§ **Records from a collection**
☆ ☆ ☆
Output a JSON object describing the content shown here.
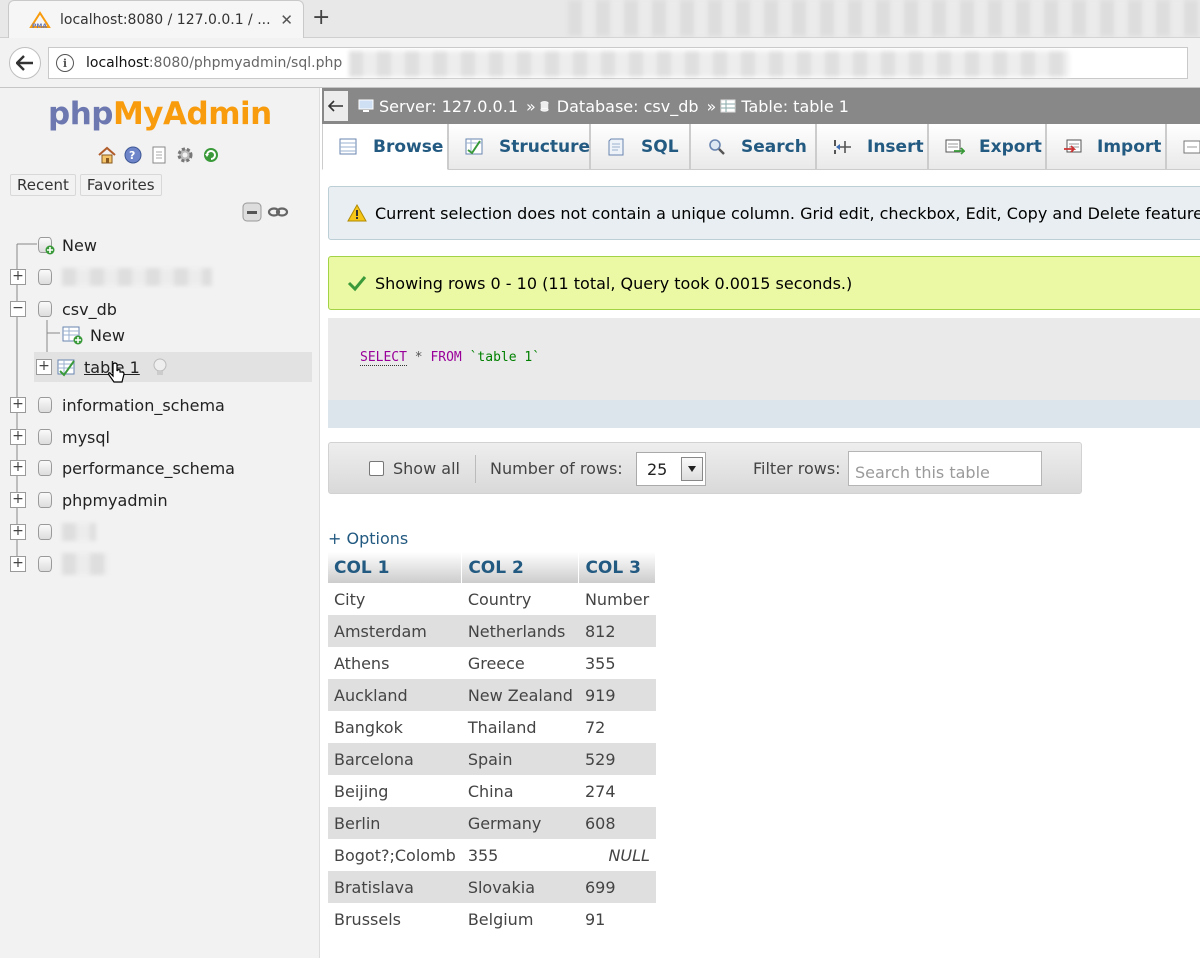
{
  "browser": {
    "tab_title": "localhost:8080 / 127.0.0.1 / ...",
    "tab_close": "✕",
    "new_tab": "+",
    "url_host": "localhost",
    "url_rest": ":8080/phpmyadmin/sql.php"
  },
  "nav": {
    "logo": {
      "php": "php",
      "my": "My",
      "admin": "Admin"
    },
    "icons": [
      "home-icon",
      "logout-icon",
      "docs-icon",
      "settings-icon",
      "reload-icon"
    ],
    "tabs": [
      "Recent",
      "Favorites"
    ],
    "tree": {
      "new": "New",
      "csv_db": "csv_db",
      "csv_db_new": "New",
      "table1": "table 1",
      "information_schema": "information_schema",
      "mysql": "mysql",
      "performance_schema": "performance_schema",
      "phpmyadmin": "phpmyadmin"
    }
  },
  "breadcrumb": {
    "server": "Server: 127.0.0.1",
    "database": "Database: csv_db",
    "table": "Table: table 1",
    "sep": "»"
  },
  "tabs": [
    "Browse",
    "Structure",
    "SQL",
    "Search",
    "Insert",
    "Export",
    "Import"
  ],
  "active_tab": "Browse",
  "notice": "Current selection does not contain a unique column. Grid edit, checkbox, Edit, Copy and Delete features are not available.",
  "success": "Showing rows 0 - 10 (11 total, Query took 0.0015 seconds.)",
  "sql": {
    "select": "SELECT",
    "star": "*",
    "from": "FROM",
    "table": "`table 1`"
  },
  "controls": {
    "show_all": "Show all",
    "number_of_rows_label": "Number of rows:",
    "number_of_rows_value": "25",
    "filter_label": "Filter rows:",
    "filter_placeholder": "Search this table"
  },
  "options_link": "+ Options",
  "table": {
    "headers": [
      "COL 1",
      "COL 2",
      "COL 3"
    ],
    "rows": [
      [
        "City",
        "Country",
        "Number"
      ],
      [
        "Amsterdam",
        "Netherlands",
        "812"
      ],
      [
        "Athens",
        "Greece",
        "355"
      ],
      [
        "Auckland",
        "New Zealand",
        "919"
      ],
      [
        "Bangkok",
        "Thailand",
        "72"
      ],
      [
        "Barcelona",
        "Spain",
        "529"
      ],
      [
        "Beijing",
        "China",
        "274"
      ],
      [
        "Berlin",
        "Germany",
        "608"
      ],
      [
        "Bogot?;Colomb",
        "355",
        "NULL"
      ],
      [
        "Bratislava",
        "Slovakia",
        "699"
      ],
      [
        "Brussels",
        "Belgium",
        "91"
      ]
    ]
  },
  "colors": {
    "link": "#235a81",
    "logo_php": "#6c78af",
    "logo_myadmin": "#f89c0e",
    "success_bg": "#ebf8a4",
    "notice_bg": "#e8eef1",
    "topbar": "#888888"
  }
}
☆ ☆ ☆
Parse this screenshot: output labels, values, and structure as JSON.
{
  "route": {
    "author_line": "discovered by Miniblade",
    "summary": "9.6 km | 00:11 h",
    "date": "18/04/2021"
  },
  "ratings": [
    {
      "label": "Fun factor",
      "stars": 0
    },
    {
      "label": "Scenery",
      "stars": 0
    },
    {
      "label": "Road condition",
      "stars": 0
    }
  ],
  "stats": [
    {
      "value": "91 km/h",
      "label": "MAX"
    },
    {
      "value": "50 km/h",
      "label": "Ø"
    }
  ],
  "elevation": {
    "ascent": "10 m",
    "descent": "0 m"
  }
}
☆ ☆ ☆
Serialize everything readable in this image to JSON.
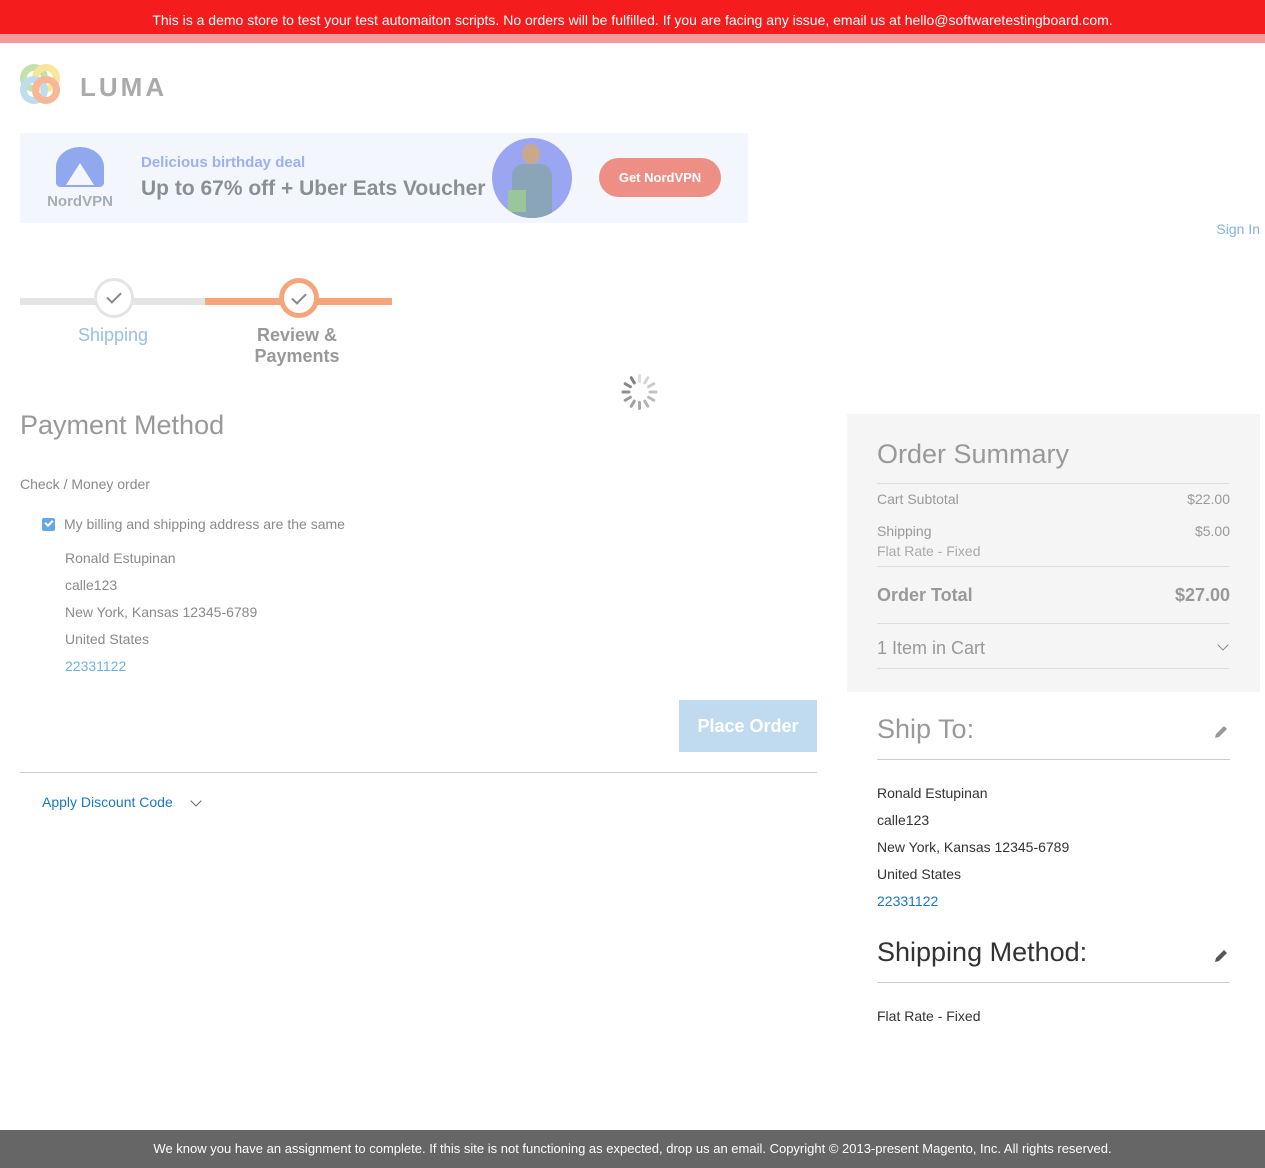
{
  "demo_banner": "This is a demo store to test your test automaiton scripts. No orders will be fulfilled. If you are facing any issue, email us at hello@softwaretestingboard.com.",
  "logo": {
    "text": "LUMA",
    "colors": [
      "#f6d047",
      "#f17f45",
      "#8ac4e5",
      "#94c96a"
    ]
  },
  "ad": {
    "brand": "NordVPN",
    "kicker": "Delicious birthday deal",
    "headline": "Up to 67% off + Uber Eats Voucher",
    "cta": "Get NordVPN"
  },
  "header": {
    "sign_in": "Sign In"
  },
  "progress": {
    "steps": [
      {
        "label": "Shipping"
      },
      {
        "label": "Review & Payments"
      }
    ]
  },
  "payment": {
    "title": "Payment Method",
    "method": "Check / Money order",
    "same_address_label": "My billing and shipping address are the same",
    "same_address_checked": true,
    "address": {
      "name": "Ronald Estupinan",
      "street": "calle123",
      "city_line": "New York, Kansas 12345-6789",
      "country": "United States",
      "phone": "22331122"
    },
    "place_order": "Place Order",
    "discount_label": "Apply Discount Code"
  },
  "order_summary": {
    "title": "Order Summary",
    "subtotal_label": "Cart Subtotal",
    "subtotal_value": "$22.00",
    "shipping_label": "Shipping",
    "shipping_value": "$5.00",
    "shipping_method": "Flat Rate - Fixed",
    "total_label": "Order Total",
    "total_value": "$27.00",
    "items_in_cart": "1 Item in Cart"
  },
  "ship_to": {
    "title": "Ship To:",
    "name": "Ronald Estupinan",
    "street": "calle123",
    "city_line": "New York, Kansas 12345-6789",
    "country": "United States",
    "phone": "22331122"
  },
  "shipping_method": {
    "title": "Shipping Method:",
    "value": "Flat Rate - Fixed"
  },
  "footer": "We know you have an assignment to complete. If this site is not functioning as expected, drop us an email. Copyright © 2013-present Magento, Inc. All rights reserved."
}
☆ ☆ ☆
§ **What to produce**
Only a number is wanted: how many lines contain the word "localhost"?

§ **Answer to this problem**
2